| Task details |
Pull every line with the word "JSON" out of the entries below.

--- Record set ---

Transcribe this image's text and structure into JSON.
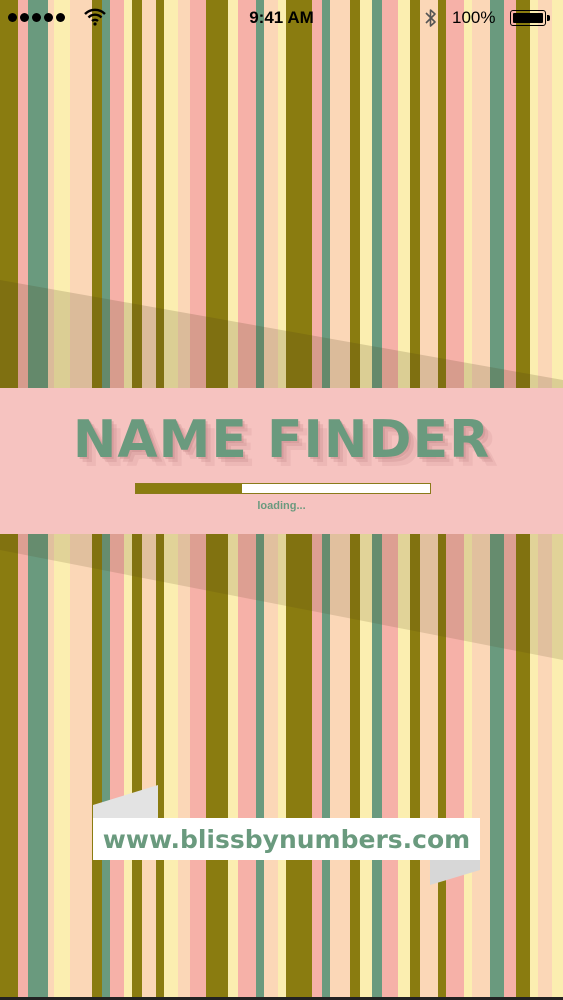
{
  "status_bar": {
    "time": "9:41 AM",
    "battery_percent": "100%",
    "signal_icon": "signal-dots-icon",
    "wifi_icon": "wifi-icon",
    "bluetooth_icon": "bluetooth-icon",
    "battery_icon": "battery-icon"
  },
  "splash": {
    "title": "NAME FINDER",
    "loading_label": "loading...",
    "progress_fraction": 0.36,
    "url": "www.blissbynumbers.com"
  },
  "colors": {
    "olive": "#8a7c10",
    "sage": "#6a9a7e",
    "salmon": "#f6b1a8",
    "pale_yellow": "#fbeeb0",
    "peach": "#fbd7b7",
    "banner": "#f6c3c0"
  }
}
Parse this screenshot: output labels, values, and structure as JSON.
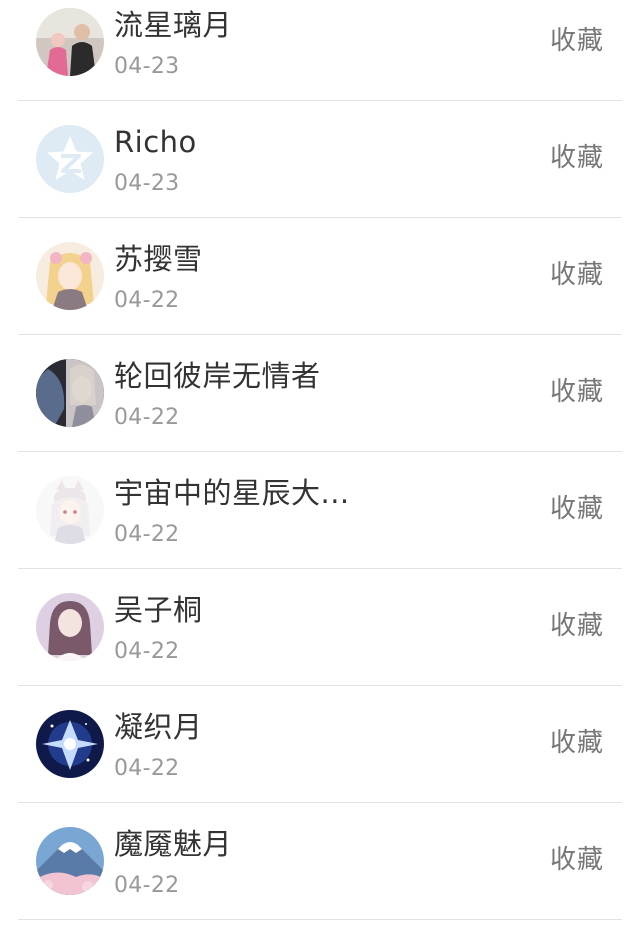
{
  "items": [
    {
      "name": "流星璃月",
      "date": "04-23",
      "action": "收藏",
      "avatar": "family-photo-avatar"
    },
    {
      "name": "Richo",
      "date": "04-23",
      "action": "收藏",
      "avatar": "qzone-default-avatar"
    },
    {
      "name": "苏撄雪",
      "date": "04-22",
      "action": "收藏",
      "avatar": "anime-girl-avatar"
    },
    {
      "name": "轮回彼岸无情者",
      "date": "04-22",
      "action": "收藏",
      "avatar": "dark-anime-avatar"
    },
    {
      "name": "宇宙中的星辰大...",
      "date": "04-22",
      "action": "收藏",
      "avatar": "white-cat-girl-avatar"
    },
    {
      "name": "吴子桐",
      "date": "04-22",
      "action": "收藏",
      "avatar": "portrait-girl-avatar"
    },
    {
      "name": "凝织月",
      "date": "04-22",
      "action": "收藏",
      "avatar": "blue-crystal-avatar"
    },
    {
      "name": "魔魇魅月",
      "date": "04-22",
      "action": "收藏",
      "avatar": "mount-fuji-avatar"
    }
  ]
}
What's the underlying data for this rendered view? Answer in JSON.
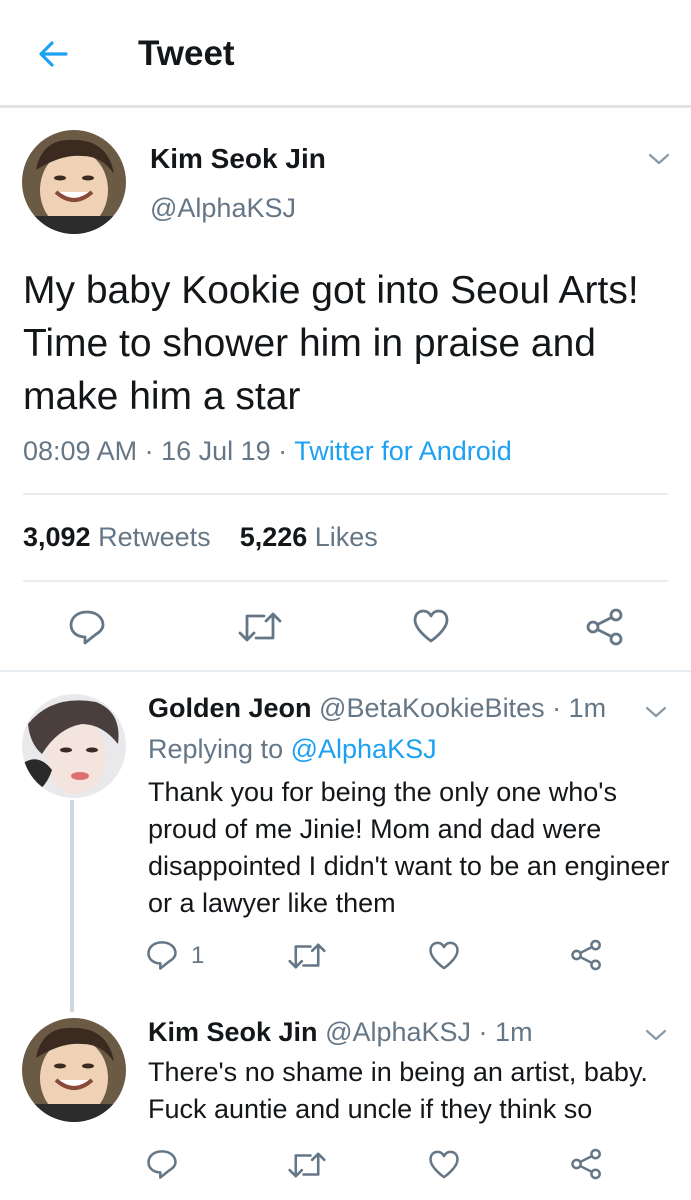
{
  "header": {
    "title": "Tweet"
  },
  "tweet": {
    "name": "Kim Seok Jin",
    "handle": "@AlphaKSJ",
    "text": "My baby Kookie got into Seoul Arts! Time to shower him in praise and make him a star",
    "time": "08:09 AM",
    "dot1": " · ",
    "date": "16 Jul 19",
    "dot2": " · ",
    "source": "Twitter for Android",
    "retweets_count": "3,092",
    "retweets_label": "Retweets",
    "likes_count": "5,226",
    "likes_label": "Likes"
  },
  "replies": [
    {
      "name": "Golden Jeon",
      "handle_time": "@BetaKookieBites · 1m",
      "replying_label": "Replying to",
      "replying_handle": "@AlphaKSJ",
      "text": "Thank you for being the only one who's proud of me Jinie! Mom and dad were disappointed I didn't want to be an engineer or a lawyer like them",
      "reply_count": "1"
    },
    {
      "name": "Kim Seok Jin",
      "handle_time": "@AlphaKSJ · 1m",
      "text": "There's no shame in being an artist, baby. Fuck auntie and uncle if they think so"
    }
  ],
  "colors": {
    "accent": "#1da1f2",
    "muted": "#657786",
    "border": "#e6ecf0"
  },
  "icons": [
    "back-arrow-icon",
    "chevron-down-icon",
    "reply-icon",
    "retweet-icon",
    "like-icon",
    "share-icon"
  ]
}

---

| Response to this task |
Transcribe this image's text and structure into JSON.
Parse this screenshot: output labels, values, and structure as JSON.
What's the underlying data for this rendered view? Answer in JSON.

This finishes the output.